§ **The problem**:
Look through the records below, and copy out every line that holds the string "data".

Stored entries:
+--
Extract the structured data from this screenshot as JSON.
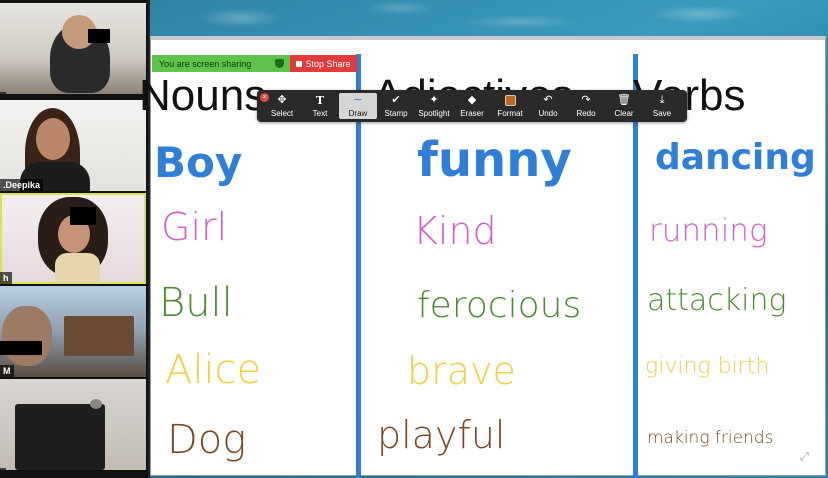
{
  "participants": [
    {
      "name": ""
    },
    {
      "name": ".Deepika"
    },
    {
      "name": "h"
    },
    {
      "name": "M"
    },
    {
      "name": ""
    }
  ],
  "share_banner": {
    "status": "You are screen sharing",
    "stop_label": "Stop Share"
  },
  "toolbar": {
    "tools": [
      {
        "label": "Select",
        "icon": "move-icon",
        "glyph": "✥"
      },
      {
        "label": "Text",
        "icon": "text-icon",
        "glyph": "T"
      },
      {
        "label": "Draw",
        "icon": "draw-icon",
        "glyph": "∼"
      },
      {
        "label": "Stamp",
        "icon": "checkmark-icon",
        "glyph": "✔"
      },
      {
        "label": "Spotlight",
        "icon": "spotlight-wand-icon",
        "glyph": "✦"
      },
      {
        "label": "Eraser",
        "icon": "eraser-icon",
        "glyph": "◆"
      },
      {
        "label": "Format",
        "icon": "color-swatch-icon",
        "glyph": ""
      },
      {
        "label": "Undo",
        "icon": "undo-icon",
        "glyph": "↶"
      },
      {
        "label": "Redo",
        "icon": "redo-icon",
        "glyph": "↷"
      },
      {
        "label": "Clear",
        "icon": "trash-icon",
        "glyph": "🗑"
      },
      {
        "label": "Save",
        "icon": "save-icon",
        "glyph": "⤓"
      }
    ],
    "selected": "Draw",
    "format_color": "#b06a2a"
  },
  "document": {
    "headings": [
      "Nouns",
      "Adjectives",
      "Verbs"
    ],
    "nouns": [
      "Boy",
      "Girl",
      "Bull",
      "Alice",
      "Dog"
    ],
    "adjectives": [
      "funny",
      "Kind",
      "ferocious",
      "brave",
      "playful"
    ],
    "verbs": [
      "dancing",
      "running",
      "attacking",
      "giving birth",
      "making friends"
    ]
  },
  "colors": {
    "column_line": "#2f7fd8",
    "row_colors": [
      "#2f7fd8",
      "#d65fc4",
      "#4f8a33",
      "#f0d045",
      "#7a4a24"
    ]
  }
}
+--
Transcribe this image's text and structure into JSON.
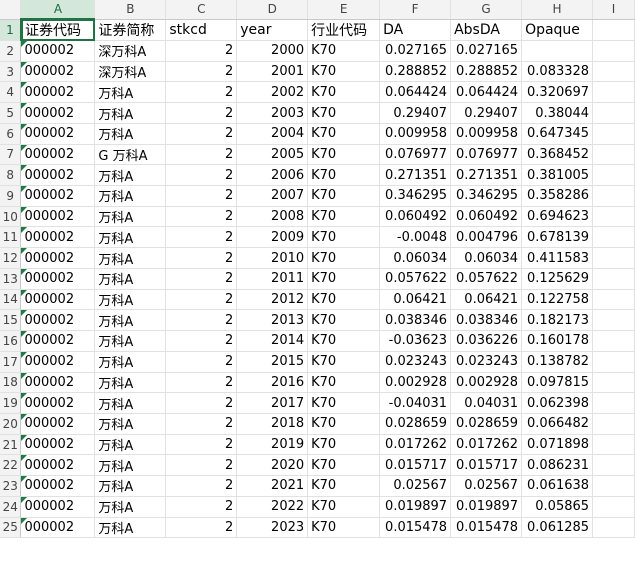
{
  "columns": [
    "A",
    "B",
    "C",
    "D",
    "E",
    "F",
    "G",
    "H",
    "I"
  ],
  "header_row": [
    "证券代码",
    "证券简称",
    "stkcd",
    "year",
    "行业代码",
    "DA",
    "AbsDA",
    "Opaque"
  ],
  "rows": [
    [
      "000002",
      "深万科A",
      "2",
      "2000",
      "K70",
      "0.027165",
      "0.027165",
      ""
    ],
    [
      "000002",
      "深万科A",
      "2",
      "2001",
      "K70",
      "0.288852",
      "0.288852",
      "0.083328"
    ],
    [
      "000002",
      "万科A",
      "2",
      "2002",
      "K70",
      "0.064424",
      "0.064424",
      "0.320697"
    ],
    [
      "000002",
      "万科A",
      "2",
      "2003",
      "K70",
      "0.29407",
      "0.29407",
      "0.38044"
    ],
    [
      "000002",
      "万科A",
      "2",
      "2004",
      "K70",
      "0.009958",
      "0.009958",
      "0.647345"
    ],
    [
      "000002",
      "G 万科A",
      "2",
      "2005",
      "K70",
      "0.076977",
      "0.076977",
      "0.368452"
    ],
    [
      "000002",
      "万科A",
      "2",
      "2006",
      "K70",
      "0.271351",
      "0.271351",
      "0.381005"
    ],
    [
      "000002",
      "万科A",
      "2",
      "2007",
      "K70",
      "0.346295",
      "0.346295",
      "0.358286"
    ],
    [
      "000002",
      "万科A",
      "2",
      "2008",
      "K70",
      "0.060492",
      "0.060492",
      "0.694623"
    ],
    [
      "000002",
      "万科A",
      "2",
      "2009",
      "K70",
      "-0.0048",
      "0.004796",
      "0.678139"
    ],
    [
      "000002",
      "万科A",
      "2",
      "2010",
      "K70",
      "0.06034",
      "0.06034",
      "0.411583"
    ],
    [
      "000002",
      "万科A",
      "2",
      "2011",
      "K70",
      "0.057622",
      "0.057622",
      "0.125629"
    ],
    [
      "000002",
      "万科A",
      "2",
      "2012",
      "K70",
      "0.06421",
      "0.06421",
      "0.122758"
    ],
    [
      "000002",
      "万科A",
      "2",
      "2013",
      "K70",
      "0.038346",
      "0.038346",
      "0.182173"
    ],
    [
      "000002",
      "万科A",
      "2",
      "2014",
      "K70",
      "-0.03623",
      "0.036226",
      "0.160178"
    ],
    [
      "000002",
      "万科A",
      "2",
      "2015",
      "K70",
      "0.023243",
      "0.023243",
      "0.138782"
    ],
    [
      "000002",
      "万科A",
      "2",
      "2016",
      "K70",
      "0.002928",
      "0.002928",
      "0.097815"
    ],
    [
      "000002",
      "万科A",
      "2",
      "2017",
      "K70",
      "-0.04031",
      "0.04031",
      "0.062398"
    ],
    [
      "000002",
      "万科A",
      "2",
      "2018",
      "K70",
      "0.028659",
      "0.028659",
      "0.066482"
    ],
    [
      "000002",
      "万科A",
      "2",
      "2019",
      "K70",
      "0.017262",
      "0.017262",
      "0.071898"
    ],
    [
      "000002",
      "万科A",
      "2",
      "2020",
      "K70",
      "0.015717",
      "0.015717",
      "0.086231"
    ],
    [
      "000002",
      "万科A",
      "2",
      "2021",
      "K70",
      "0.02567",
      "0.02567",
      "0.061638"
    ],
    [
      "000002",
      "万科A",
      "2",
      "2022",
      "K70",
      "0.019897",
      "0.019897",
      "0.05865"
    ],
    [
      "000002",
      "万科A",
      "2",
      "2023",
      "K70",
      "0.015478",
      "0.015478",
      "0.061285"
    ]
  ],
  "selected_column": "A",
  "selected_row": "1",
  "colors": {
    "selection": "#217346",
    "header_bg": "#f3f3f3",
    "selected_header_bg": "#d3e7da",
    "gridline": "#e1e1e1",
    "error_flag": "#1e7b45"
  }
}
+--
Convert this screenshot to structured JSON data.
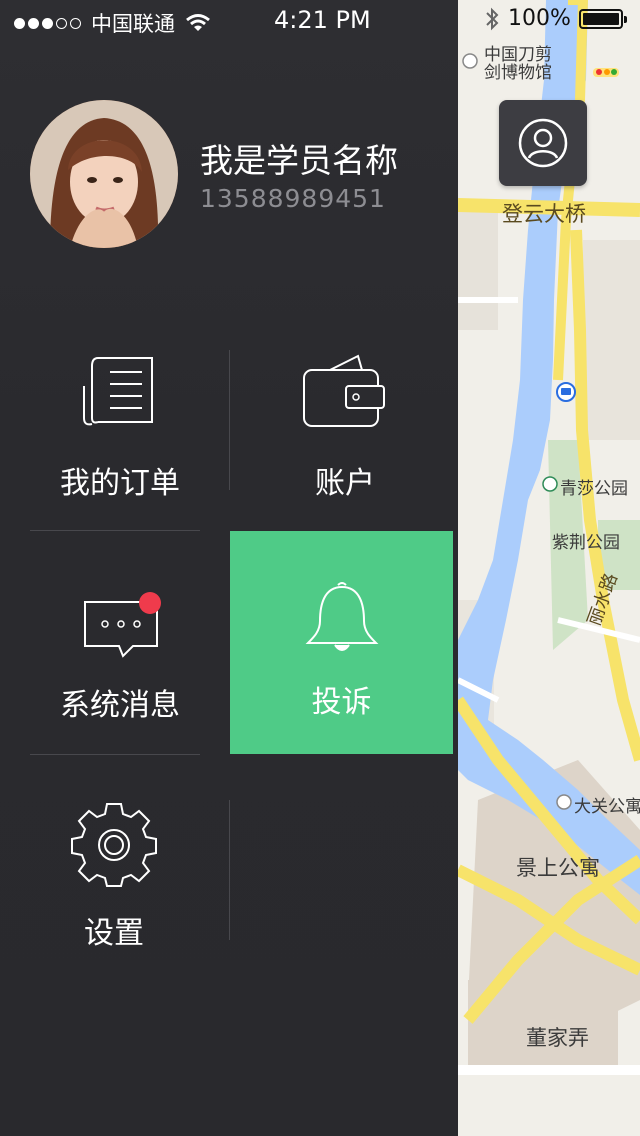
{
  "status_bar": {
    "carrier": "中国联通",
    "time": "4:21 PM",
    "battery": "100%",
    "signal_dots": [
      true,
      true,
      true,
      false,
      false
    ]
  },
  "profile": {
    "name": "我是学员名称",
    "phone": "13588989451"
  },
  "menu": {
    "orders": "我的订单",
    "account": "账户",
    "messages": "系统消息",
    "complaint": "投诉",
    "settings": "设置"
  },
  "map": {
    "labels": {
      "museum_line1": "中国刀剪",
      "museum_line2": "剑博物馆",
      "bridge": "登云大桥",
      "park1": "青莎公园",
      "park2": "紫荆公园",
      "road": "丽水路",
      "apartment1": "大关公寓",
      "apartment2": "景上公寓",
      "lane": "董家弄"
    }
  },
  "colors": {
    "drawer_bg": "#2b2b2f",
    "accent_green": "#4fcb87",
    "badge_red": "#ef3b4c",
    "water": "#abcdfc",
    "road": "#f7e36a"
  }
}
+--
§ **Problem solution**:
Extract the structured data from this screenshot as JSON.
Convert this screenshot to structured JSON data.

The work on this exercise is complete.